__WORK INSTRUCTIONS__: Retype the lines from the one containing "- tab-trello[interactable]: Elaboração" down to the one containing "- tab-title: ▶", both included, reproducing each character for character.
——————
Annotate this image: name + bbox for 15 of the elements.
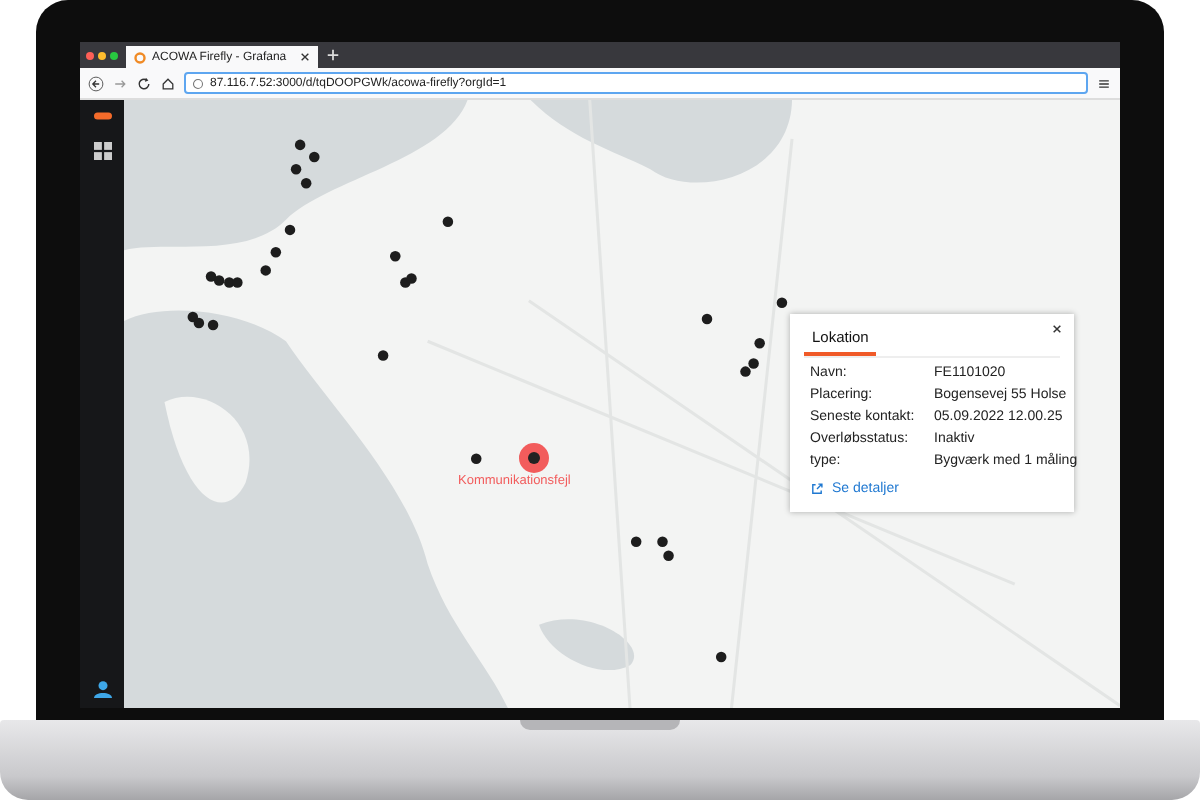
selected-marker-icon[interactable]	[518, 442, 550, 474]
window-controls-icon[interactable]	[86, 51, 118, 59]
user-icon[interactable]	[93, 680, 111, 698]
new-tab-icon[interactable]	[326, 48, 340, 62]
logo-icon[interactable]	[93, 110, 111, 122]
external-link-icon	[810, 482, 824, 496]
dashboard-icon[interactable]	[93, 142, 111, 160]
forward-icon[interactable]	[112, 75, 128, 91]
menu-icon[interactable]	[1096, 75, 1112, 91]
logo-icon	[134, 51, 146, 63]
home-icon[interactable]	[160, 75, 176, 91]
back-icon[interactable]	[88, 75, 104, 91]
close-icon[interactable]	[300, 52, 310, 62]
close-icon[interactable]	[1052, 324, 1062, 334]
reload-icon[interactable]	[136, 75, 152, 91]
——————
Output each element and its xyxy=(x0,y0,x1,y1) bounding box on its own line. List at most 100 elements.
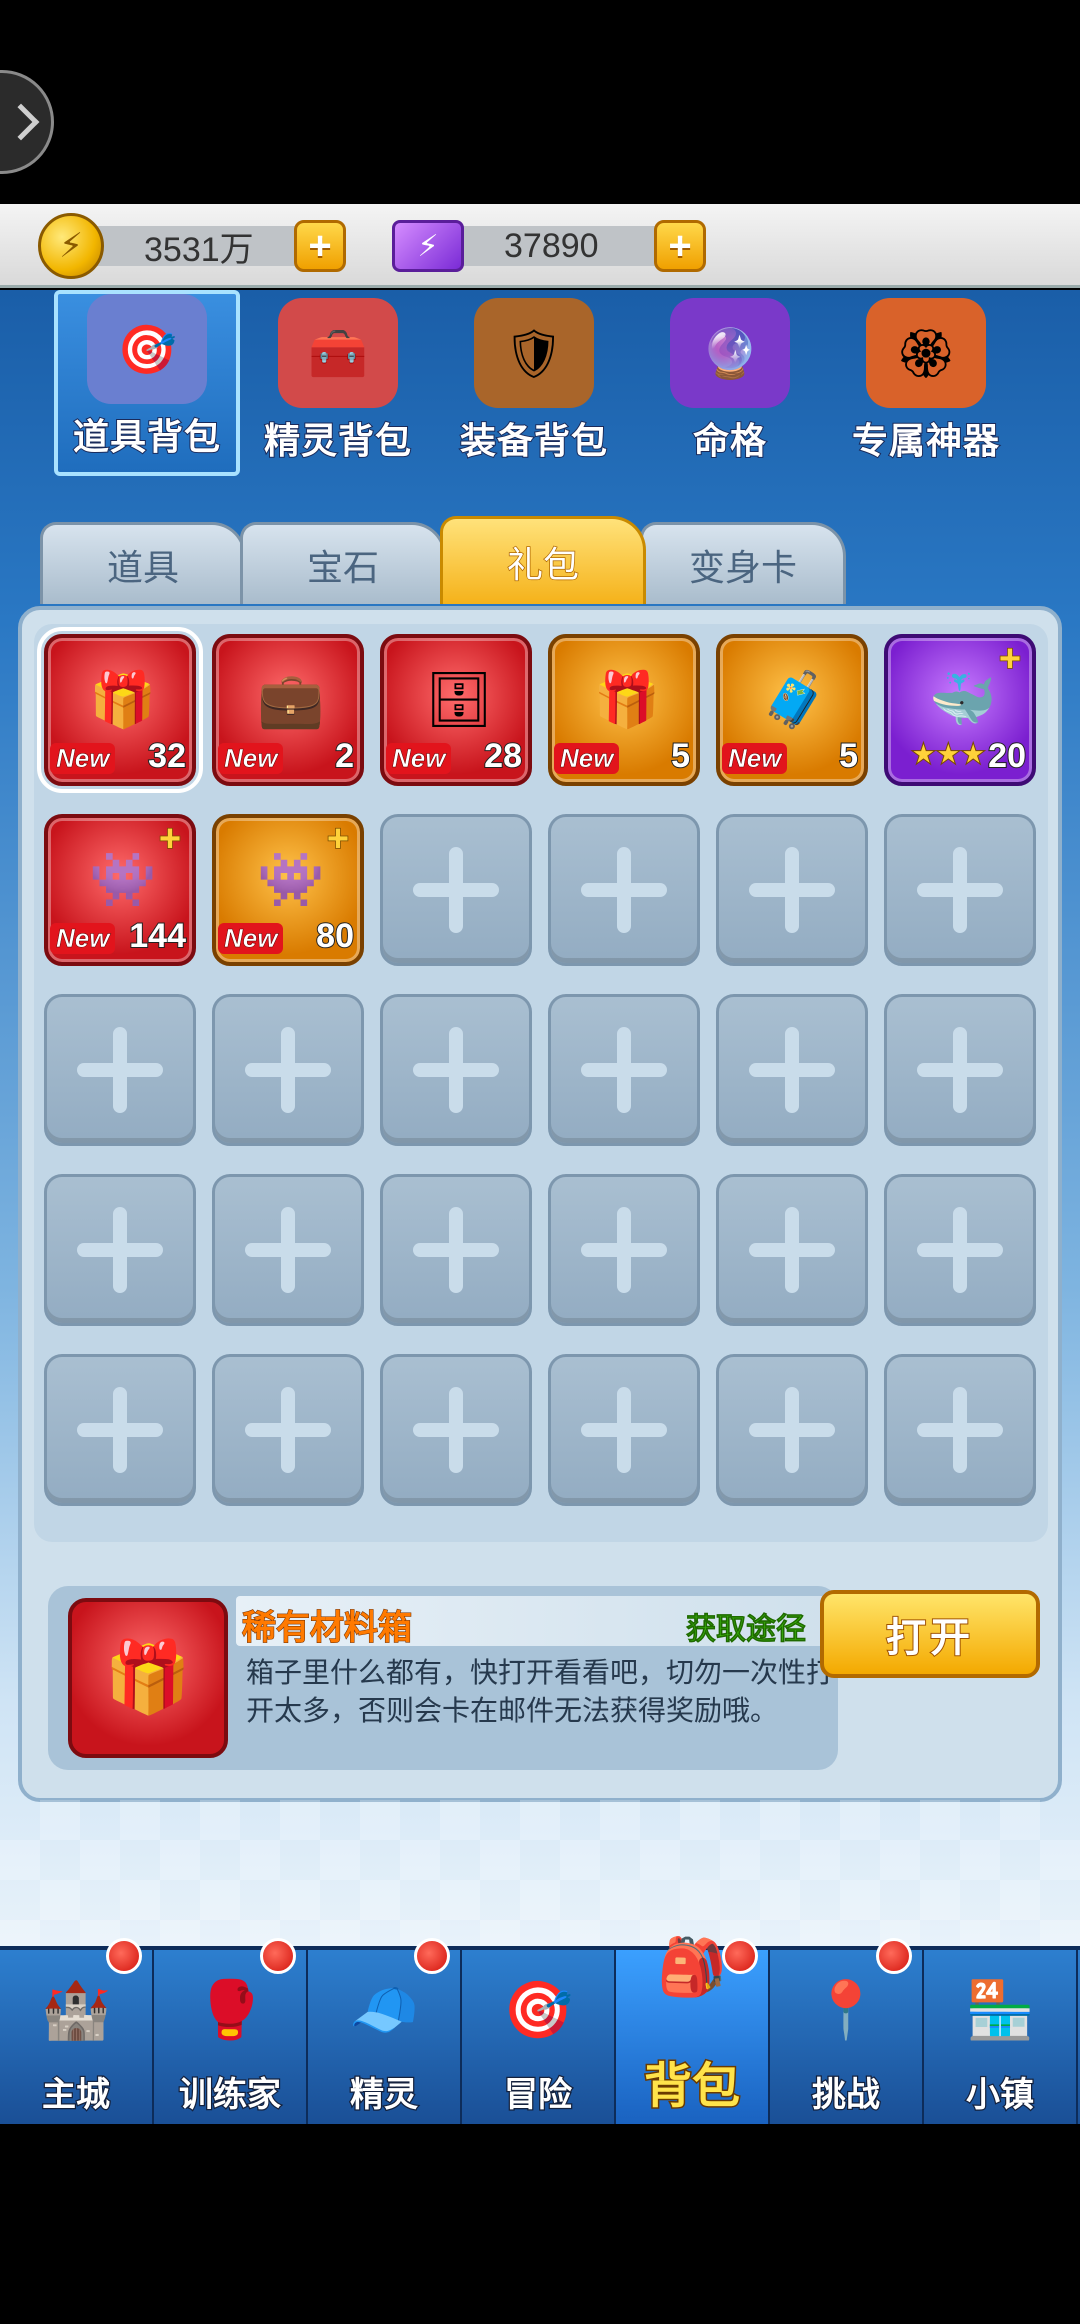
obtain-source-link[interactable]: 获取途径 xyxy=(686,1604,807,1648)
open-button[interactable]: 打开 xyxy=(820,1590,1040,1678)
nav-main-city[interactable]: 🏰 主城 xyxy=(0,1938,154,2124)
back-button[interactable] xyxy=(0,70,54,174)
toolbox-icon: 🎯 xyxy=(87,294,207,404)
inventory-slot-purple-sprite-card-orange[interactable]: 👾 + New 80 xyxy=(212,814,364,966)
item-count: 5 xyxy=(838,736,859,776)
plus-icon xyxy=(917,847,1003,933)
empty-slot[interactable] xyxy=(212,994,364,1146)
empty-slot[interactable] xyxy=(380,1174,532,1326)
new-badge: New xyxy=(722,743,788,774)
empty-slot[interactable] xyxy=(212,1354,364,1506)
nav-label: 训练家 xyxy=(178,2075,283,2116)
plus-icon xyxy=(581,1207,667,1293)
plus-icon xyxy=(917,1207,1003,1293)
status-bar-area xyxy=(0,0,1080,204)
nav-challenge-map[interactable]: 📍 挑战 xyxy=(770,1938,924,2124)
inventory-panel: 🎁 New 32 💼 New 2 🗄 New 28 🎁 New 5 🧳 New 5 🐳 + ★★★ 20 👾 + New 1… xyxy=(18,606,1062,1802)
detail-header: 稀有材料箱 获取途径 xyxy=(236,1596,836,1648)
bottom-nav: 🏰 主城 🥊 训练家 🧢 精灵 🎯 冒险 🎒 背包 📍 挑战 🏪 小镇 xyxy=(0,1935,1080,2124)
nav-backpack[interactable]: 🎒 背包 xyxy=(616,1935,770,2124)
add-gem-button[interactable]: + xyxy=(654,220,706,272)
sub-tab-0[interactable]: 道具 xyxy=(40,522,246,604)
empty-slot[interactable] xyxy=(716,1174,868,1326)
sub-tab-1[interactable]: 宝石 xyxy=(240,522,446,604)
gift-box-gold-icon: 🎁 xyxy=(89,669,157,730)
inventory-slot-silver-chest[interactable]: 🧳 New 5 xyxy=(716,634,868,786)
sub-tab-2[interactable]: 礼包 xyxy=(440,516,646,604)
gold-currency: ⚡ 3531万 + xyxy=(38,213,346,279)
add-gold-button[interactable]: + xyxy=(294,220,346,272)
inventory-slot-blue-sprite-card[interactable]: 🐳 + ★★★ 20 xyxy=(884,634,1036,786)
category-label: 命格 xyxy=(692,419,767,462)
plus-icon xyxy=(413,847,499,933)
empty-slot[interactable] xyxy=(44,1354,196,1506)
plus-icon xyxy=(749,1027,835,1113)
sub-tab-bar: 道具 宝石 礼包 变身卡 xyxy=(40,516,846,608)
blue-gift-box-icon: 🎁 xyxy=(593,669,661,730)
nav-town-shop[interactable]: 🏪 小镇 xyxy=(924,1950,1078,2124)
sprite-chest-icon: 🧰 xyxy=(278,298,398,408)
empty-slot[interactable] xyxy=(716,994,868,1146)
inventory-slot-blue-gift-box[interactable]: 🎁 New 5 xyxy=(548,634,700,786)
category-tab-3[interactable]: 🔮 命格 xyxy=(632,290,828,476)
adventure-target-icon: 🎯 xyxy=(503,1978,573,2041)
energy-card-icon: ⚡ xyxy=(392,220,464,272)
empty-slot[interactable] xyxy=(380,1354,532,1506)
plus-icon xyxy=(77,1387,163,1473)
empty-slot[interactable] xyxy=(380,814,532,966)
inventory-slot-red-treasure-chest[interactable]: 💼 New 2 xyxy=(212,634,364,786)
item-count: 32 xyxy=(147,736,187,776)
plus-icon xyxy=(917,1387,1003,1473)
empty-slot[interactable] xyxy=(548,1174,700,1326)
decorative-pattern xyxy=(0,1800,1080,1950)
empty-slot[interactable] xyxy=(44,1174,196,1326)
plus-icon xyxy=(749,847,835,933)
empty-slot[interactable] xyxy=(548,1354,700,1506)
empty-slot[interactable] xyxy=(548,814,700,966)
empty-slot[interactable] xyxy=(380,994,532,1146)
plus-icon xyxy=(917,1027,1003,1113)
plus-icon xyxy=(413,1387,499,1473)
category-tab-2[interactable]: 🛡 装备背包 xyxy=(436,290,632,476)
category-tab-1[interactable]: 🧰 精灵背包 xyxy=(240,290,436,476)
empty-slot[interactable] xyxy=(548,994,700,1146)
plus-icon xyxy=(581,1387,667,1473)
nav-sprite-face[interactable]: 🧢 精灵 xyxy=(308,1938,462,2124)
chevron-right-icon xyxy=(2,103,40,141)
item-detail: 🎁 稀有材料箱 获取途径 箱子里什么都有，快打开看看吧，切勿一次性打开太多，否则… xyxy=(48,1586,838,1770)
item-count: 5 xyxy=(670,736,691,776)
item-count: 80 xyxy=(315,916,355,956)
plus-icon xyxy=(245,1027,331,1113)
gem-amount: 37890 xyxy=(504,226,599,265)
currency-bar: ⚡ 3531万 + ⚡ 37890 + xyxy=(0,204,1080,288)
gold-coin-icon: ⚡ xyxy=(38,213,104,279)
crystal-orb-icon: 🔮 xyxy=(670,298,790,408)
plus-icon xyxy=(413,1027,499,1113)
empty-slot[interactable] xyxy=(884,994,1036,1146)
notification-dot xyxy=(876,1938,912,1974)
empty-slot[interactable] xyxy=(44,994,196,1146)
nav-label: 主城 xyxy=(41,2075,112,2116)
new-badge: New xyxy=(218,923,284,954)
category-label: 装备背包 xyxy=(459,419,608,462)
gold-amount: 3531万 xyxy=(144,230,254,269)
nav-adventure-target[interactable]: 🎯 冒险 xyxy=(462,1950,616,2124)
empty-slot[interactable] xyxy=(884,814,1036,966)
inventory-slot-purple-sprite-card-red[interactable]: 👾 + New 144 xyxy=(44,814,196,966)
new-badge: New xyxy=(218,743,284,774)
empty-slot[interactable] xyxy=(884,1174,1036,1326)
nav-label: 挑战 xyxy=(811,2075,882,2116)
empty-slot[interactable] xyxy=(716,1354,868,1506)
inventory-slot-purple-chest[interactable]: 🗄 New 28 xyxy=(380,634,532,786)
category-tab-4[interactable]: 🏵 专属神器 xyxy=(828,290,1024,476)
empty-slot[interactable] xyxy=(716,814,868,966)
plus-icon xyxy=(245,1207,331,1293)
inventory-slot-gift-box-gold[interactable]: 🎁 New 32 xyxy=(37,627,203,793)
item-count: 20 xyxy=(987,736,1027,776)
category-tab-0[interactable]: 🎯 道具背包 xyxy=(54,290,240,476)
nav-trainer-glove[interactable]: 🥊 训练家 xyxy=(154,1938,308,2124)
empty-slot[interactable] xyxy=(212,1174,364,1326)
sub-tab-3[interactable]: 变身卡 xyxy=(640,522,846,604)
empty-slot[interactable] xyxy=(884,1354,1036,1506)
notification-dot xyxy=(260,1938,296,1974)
——————
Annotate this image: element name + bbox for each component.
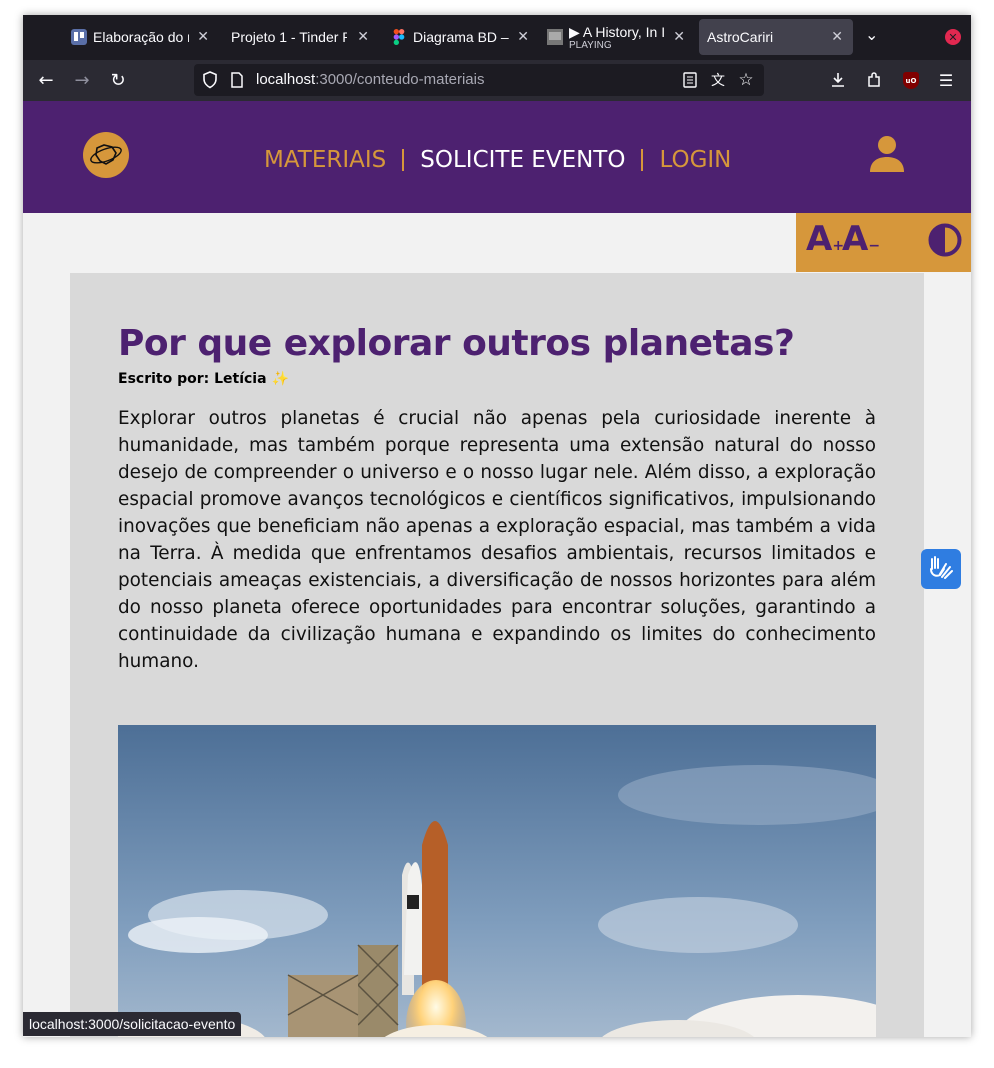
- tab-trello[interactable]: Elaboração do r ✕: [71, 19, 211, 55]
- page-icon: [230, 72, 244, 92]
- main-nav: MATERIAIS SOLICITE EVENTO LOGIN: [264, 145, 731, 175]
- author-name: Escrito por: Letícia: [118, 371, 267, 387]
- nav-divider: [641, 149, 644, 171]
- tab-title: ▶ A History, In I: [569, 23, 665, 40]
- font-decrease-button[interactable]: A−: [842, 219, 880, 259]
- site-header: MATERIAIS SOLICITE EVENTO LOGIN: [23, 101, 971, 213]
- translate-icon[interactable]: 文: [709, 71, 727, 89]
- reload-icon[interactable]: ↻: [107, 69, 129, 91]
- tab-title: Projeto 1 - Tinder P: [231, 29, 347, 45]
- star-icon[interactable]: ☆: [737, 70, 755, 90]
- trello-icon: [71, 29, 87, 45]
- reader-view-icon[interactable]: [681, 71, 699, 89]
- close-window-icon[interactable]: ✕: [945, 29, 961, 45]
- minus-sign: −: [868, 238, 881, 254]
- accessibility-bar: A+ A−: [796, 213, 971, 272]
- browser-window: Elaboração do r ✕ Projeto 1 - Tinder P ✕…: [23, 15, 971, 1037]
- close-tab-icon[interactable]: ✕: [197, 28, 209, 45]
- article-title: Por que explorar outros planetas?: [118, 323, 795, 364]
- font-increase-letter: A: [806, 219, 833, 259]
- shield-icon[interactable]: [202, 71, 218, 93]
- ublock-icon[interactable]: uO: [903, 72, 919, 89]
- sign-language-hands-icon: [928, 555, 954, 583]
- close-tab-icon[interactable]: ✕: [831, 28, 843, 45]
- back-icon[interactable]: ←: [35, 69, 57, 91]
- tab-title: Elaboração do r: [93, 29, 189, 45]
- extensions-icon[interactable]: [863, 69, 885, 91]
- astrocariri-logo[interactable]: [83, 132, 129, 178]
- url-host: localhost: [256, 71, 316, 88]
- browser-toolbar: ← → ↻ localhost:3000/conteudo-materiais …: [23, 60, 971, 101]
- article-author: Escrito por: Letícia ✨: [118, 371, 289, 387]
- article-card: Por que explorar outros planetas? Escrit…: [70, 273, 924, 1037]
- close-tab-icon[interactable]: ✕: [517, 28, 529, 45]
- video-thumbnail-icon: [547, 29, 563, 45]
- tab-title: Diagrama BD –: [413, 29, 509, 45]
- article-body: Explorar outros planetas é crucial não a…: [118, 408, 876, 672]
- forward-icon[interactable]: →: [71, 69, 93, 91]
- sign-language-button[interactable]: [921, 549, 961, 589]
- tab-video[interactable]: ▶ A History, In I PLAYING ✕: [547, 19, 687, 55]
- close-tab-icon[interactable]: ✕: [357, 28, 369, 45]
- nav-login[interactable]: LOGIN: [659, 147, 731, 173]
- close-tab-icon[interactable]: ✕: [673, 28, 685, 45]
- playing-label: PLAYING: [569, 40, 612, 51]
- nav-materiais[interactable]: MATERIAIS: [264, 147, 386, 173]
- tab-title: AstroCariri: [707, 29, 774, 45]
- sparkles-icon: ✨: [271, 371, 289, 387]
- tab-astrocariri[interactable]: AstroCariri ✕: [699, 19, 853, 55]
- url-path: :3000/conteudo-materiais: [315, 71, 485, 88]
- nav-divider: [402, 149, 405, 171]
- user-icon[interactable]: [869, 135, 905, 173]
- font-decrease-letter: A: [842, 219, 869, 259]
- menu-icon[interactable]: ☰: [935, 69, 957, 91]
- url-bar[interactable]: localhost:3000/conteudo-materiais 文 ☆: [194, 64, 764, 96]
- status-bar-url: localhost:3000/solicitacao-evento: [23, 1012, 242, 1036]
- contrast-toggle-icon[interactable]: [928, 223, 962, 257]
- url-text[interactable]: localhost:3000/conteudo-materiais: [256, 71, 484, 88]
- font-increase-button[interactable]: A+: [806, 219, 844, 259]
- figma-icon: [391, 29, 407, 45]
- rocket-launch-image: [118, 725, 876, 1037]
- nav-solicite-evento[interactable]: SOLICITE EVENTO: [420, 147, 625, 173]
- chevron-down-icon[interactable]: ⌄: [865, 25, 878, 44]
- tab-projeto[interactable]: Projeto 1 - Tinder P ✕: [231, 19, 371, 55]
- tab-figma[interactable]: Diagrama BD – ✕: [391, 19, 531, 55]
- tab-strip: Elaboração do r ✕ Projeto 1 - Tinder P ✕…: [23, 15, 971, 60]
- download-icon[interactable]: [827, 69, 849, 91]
——————
__TASK RESPONSE__:
- tab-trello[interactable]: Elaboração do r ✕: [71, 19, 211, 55]
- page-icon: [230, 72, 244, 92]
- main-nav: MATERIAIS SOLICITE EVENTO LOGIN: [264, 145, 731, 175]
- author-name: Escrito por: Letícia: [118, 371, 267, 387]
- nav-divider: [641, 149, 644, 171]
- tab-title: ▶ A History, In I: [569, 23, 665, 40]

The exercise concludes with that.